Recommendation Systems are used essentially in Spotify!
- Spotify use different types of Recommendation Systems which are:
- Collaborative Filtering Algorithm (Based on users interactions of different track)
- Content Based Filtering (Based on users demographics and tracks attributes)
- Natural Language Processing (Based on analyzing tracks lyrics)
- In this project we build our Recommendation System to recommend similar songs to the user input, we used different algorithms which are:
- Content Based Filtering
- Clustering
Recommendify
- The Spotify million playlist dataset consists of a single JSON dictionary with three fields:
- date - the date the challenge set was generated. This should be "2018-01-16 08:47:28.198015"
- version - the version of the challenge set. This should be "v1"
- playlists - an array of 10,000 incomplete playlists. Each element in this array contains the following fields:
- pid - the playlist ID
- name - (optional) - the name of the playlist. For some challenge playlists, the name will be missing.
- num_holdouts - the number of tracks that have been omitted from the playlist
- tracks - a (possibly empty) array of tracks that are in the playlist. Each element of this array contains the following fields:
- pos - the position of the track in the playlist (zero offset)
- track_name - the name of the track
- track_uri - the Spotify URI of the track
- artist_name - the name of the primary artist of the track
- artist_uri - the Spotify URI of the primary artist of the track
- album_name - the name of the album that the track is on
- album_uri -- the Spotify URI of the album that the track is on
- duration_ms - the duration of the track in milliseconds
- num_samples the number of tracks included in the playlist
- num_tracks - the total number of tracks in the playlist.
- The Audio Features are scraped from Spotify API using spotipy library, which are:
- acousticness (A confidence measure from 0.0 to 1.0 of whether the track is acoustic. 1.0 represents high confidence the track is acoustic.)
- analysis_url (A URL to access the full audio analysis of this track. An access token is required to access this data.)
- danceability (Danceability describes how suitable a track is for dancing based on a combination of musical elements including tempo, rhythm stability, beat strength, and overall regularity. A value of 0.0 is least danceable and 1.0 is most danceable.)
- duration_ms (The duration of the track in milliseconds.)
- energy (Energy is a measure from 0.0 to 1.0 and represents a perceptual measure of intensity and activity. Typically, energetic tracks feel fast, loud, and noisy. For example, death metal has high energy, while a Bach prelude scores low on the scale. Perceptual features contributing to this attribute include dynamic range, perceived loudness, timbre, onset rate, and general entropy.)
- id (The Spotify ID for the track.)

*SUPPLIED INFORMATION*.
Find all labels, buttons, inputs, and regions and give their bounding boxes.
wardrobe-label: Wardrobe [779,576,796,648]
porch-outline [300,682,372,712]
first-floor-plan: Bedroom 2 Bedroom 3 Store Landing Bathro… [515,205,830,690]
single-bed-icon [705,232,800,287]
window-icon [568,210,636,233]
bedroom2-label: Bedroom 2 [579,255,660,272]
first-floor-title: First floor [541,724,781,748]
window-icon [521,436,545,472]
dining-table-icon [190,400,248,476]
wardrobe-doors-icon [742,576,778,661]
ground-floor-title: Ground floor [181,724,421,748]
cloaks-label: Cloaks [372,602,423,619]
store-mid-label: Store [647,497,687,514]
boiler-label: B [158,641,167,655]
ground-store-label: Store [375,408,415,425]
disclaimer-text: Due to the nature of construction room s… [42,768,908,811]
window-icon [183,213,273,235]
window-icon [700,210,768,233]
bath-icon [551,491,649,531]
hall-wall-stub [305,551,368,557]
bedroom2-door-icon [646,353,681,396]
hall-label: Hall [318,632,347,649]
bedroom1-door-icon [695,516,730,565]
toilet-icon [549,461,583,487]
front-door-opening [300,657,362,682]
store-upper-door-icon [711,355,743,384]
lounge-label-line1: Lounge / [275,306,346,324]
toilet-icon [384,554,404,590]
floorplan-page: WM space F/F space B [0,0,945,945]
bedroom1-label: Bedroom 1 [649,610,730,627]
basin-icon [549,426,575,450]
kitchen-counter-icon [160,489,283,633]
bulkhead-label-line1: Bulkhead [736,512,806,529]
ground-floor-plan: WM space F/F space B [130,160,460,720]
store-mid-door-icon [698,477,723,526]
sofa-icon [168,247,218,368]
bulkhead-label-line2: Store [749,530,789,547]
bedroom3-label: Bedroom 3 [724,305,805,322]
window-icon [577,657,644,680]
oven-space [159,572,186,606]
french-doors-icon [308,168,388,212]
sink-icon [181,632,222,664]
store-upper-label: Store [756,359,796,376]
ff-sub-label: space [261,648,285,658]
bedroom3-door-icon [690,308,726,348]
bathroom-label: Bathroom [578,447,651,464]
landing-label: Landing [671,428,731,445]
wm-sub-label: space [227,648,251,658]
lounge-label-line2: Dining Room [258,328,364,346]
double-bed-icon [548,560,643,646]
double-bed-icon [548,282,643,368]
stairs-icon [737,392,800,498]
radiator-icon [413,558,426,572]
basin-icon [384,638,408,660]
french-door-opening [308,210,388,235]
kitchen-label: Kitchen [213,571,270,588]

*AIM 1*. Please quote the Recommendify description between "- analysis_url (A" and "track in milliseconds.)", inclusive.
*AIM 2*. Summarize the Recommendify description in two sentences.

*FINAL ANSWER 1*.
- analysis_url (A URL to access the full audio analysis of this track. An access token is required to access this data.)
- danceability (Danceability describes how suitable a track is for dancing based on a combination of musical elements including tempo, rhythm stability, beat strength, and overall regularity. A value of 0.0 is least danceable and 1.0 is most danceable.)
- duration_ms (The duration of the track in milliseconds.)

*FINAL ANSWER 2*. Spotify relies on several kinds of recommendation systems (collaborative filtering, content-based filtering and natural language processing), and this project builds one that recommends songs similar to a user's input using content-based filtering and clustering. Its data come from the Spotify million playlist dataset, a JSON dictionary holding the challenge set's date, version and 10,000 incomplete playlists with track details, plus audio features such as acousticness, danceability and energy scraped from the Spotify API with the spotipy library.